REQUEST:
Send back the entries below exactly as they appear.
** begin RECORD EXCERPTS **
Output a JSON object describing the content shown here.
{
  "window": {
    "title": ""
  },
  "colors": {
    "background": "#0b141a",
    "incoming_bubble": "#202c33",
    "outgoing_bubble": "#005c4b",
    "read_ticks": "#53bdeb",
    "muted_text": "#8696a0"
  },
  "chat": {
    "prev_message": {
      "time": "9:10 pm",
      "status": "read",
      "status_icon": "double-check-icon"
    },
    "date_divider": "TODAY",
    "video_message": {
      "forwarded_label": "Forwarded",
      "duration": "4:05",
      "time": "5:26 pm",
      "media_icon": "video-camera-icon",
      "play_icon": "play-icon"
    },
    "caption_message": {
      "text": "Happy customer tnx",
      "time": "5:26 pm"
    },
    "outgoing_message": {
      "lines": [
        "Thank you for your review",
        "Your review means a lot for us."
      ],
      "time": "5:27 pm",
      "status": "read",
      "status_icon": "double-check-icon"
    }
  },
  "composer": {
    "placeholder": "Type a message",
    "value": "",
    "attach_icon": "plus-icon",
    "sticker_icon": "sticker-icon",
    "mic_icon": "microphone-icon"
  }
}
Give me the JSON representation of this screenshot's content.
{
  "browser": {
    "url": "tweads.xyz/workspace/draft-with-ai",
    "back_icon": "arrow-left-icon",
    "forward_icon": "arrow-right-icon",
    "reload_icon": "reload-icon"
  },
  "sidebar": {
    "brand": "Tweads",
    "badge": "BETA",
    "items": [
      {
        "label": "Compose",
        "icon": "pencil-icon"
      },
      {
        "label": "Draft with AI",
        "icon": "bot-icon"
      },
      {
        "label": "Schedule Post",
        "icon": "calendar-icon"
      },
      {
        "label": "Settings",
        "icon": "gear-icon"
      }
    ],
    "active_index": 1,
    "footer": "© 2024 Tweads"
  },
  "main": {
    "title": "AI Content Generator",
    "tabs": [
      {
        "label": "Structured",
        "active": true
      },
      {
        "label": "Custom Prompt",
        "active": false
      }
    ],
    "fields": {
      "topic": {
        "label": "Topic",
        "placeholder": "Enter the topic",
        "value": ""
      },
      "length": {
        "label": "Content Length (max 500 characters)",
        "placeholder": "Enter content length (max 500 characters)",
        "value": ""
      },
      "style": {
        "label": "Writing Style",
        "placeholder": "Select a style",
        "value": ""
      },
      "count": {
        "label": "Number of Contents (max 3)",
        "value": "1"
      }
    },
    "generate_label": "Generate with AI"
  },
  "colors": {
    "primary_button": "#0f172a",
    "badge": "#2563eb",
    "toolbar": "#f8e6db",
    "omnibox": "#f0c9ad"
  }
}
** end RECORD EXCERPTS **
ANSWER FOR THIS EXERCISE:
Output a JSON object describing the content shown here.
{
  "window": {
    "title": ""
  },
  "colors": {
    "background": "#0b141a",
    "incoming_bubble": "#202c33",
    "outgoing_bubble": "#005c4b",
    "read_ticks": "#53bdeb",
    "muted_text": "#8696a0"
  },
  "chat": {
    "prev_message": {
      "time": "9:10 pm",
      "status": "read",
      "status_icon": "double-check-icon"
    },
    "date_divider": "TODAY",
    "video_message": {
      "forwarded_label": "Forwarded",
      "duration": "4:05",
      "time": "5:26 pm",
      "media_icon": "video-camera-icon",
      "play_icon": "play-icon"
    },
    "caption_message": {
      "text": "Happy customer tnx",
      "time": "5:26 pm"
    },
    "outgoing_message": {
      "lines": [
        "Thank you for your review",
        "Your review means a lot for us."
      ],
      "time": "5:27 pm",
      "status": "read",
      "status_icon": "double-check-icon"
    }
  },
  "composer": {
    "placeholder": "Type a message",
    "value": "",
    "attach_icon": "plus-icon",
    "sticker_icon": "sticker-icon",
    "mic_icon": "microphone-icon"
  }
}
Give me the JSON representation of this screenshot's content.
{
  "browser": {
    "url": "tweads.xyz/workspace/draft-with-ai",
    "back_icon": "arrow-left-icon",
    "forward_icon": "arrow-right-icon",
    "reload_icon": "reload-icon"
  },
  "sidebar": {
    "brand": "Tweads",
    "badge": "BETA",
    "items": [
      {
        "label": "Compose",
        "icon": "pencil-icon"
      },
      {
        "label": "Draft with AI",
        "icon": "bot-icon"
      },
      {
        "label": "Schedule Post",
        "icon": "calendar-icon"
      },
      {
        "label": "Settings",
        "icon": "gear-icon"
      }
    ],
    "active_index": 1,
    "footer": "© 2024 Tweads"
  },
  "main": {
    "title": "AI Content Generator",
    "tabs": [
      {
        "label": "Structured",
        "active": true
      },
      {
        "label": "Custom Prompt",
        "active": false
      }
    ],
    "fields": {
      "topic": {
        "label": "Topic",
        "placeholder": "Enter the topic",
        "value": ""
      },
      "length": {
        "label": "Content Length (max 500 characters)",
        "placeholder": "Enter content length (max 500 characters)",
        "value": ""
      },
      "style": {
        "label": "Writing Style",
        "placeholder": "Select a style",
        "value": ""
      },
      "count": {
        "label": "Number of Contents (max 3)",
        "value": "1"
      }
    },
    "generate_label": "Generate with AI"
  },
  "colors": {
    "primary_button": "#0f172a",
    "badge": "#2563eb",
    "toolbar": "#f8e6db",
    "omnibox": "#f0c9ad"
  }
}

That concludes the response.